● Data provided
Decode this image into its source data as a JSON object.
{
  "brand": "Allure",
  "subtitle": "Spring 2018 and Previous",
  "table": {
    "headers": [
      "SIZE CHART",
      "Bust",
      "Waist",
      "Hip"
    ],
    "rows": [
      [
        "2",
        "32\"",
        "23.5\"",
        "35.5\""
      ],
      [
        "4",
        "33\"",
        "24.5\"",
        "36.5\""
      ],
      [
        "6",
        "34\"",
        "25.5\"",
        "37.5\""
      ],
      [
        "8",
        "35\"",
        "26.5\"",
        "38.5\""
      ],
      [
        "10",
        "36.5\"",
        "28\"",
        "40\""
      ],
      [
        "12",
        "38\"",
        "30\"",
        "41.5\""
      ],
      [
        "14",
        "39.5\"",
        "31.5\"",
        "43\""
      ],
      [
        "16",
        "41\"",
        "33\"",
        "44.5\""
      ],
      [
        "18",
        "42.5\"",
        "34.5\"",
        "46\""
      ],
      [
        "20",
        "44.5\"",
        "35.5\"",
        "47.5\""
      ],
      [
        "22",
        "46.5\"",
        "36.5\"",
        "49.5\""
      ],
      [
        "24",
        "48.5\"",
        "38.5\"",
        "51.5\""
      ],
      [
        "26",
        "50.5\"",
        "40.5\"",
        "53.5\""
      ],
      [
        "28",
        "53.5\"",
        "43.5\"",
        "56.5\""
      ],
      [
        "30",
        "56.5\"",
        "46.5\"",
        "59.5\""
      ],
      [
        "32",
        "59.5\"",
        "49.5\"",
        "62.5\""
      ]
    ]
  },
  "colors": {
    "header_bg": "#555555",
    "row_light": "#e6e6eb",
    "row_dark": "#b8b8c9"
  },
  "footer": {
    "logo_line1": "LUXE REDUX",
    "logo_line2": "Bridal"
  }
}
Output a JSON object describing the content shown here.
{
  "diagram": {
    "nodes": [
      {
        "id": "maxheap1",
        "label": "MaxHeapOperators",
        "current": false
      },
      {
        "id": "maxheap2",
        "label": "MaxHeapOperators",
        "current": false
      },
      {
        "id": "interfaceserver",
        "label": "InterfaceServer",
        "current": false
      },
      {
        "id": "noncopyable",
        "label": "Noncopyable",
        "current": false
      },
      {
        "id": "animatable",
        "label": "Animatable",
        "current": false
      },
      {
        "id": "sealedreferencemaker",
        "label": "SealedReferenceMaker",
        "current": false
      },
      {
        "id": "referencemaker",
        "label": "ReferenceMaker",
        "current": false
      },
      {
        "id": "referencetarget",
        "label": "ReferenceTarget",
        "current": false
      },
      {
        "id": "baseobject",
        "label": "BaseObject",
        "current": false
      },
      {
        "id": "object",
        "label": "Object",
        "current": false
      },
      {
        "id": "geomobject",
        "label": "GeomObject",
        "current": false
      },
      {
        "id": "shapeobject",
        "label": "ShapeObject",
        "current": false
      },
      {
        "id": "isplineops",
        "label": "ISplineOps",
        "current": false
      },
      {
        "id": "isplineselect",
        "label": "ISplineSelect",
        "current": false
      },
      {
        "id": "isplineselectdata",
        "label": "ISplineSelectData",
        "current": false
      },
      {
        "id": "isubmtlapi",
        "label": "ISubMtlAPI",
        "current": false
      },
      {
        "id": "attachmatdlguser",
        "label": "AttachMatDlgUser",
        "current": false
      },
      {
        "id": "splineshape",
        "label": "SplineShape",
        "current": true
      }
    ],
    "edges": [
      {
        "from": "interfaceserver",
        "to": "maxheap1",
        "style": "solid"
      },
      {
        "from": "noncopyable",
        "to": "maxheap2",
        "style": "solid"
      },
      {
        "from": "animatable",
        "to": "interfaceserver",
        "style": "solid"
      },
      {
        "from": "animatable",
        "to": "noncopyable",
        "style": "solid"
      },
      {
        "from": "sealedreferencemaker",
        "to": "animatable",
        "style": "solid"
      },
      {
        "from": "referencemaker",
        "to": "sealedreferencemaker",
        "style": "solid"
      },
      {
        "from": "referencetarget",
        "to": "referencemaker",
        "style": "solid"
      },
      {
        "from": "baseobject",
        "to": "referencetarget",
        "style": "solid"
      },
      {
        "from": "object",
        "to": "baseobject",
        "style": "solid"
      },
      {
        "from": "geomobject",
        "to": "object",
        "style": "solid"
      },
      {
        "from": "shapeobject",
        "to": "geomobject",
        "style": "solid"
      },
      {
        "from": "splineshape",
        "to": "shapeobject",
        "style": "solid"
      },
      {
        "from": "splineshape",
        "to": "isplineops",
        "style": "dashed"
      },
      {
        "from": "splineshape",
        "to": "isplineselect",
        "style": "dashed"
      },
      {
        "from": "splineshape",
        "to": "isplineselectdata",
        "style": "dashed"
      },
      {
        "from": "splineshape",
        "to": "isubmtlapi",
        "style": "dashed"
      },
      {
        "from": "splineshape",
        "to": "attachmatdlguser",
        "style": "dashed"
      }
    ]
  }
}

● Goal
Each line above is to be repeated exactly.

● Exercise result
Decode this image into its source data as a JSON object.
{
  "brand": "Allure",
  "subtitle": "Spring 2018 and Previous",
  "table": {
    "headers": [
      "SIZE CHART",
      "Bust",
      "Waist",
      "Hip"
    ],
    "rows": [
      [
        "2",
        "32\"",
        "23.5\"",
        "35.5\""
      ],
      [
        "4",
        "33\"",
        "24.5\"",
        "36.5\""
      ],
      [
        "6",
        "34\"",
        "25.5\"",
        "37.5\""
      ],
      [
        "8",
        "35\"",
        "26.5\"",
        "38.5\""
      ],
      [
        "10",
        "36.5\"",
        "28\"",
        "40\""
      ],
      [
        "12",
        "38\"",
        "30\"",
        "41.5\""
      ],
      [
        "14",
        "39.5\"",
        "31.5\"",
        "43\""
      ],
      [
        "16",
        "41\"",
        "33\"",
        "44.5\""
      ],
      [
        "18",
        "42.5\"",
        "34.5\"",
        "46\""
      ],
      [
        "20",
        "44.5\"",
        "35.5\"",
        "47.5\""
      ],
      [
        "22",
        "46.5\"",
        "36.5\"",
        "49.5\""
      ],
      [
        "24",
        "48.5\"",
        "38.5\"",
        "51.5\""
      ],
      [
        "26",
        "50.5\"",
        "40.5\"",
        "53.5\""
      ],
      [
        "28",
        "53.5\"",
        "43.5\"",
        "56.5\""
      ],
      [
        "30",
        "56.5\"",
        "46.5\"",
        "59.5\""
      ],
      [
        "32",
        "59.5\"",
        "49.5\"",
        "62.5\""
      ]
    ]
  },
  "colors": {
    "header_bg": "#555555",
    "row_light": "#e6e6eb",
    "row_dark": "#b8b8c9"
  },
  "footer": {
    "logo_line1": "LUXE REDUX",
    "logo_line2": "Bridal"
  }
}
Output a JSON object describing the content shown here.
{
  "diagram": {
    "nodes": [
      {
        "id": "maxheap1",
        "label": "MaxHeapOperators",
        "current": false
      },
      {
        "id": "maxheap2",
        "label": "MaxHeapOperators",
        "current": false
      },
      {
        "id": "interfaceserver",
        "label": "InterfaceServer",
        "current": false
      },
      {
        "id": "noncopyable",
        "label": "Noncopyable",
        "current": false
      },
      {
        "id": "animatable",
        "label": "Animatable",
        "current": false
      },
      {
        "id": "sealedreferencemaker",
        "label": "SealedReferenceMaker",
        "current": false
      },
      {
        "id": "referencemaker",
        "label": "ReferenceMaker",
        "current": false
      },
      {
        "id": "referencetarget",
        "label": "ReferenceTarget",
        "current": false
      },
      {
        "id": "baseobject",
        "label": "BaseObject",
        "current": false
      },
      {
        "id": "object",
        "label": "Object",
        "current": false
      },
      {
        "id": "geomobject",
        "label": "GeomObject",
        "current": false
      },
      {
        "id": "shapeobject",
        "label": "ShapeObject",
        "current": false
      },
      {
        "id": "isplineops",
        "label": "ISplineOps",
        "current": false
      },
      {
        "id": "isplineselect",
        "label": "ISplineSelect",
        "current": false
      },
      {
        "id": "isplineselectdata",
        "label": "ISplineSelectData",
        "current": false
      },
      {
        "id": "isubmtlapi",
        "label": "ISubMtlAPI",
        "current": false
      },
      {
        "id": "attachmatdlguser",
        "label": "AttachMatDlgUser",
        "current": false
      },
      {
        "id": "splineshape",
        "label": "SplineShape",
        "current": true
      }
    ],
    "edges": [
      {
        "from": "interfaceserver",
        "to": "maxheap1",
        "style": "solid"
      },
      {
        "from": "noncopyable",
        "to": "maxheap2",
        "style": "solid"
      },
      {
        "from": "animatable",
        "to": "interfaceserver",
        "style": "solid"
      },
      {
        "from": "animatable",
        "to": "noncopyable",
        "style": "solid"
      },
      {
        "from": "sealedreferencemaker",
        "to": "animatable",
        "style": "solid"
      },
      {
        "from": "referencemaker",
        "to": "sealedreferencemaker",
        "style": "solid"
      },
      {
        "from": "referencetarget",
        "to": "referencemaker",
        "style": "solid"
      },
      {
        "from": "baseobject",
        "to": "referencetarget",
        "style": "solid"
      },
      {
        "from": "object",
        "to": "baseobject",
        "style": "solid"
      },
      {
        "from": "geomobject",
        "to": "object",
        "style": "solid"
      },
      {
        "from": "shapeobject",
        "to": "geomobject",
        "style": "solid"
      },
      {
        "from": "splineshape",
        "to": "shapeobject",
        "style": "solid"
      },
      {
        "from": "splineshape",
        "to": "isplineops",
        "style": "dashed"
      },
      {
        "from": "splineshape",
        "to": "isplineselect",
        "style": "dashed"
      },
      {
        "from": "splineshape",
        "to": "isplineselectdata",
        "style": "dashed"
      },
      {
        "from": "splineshape",
        "to": "isubmtlapi",
        "style": "dashed"
      },
      {
        "from": "splineshape",
        "to": "attachmatdlguser",
        "style": "dashed"
      }
    ]
  }
}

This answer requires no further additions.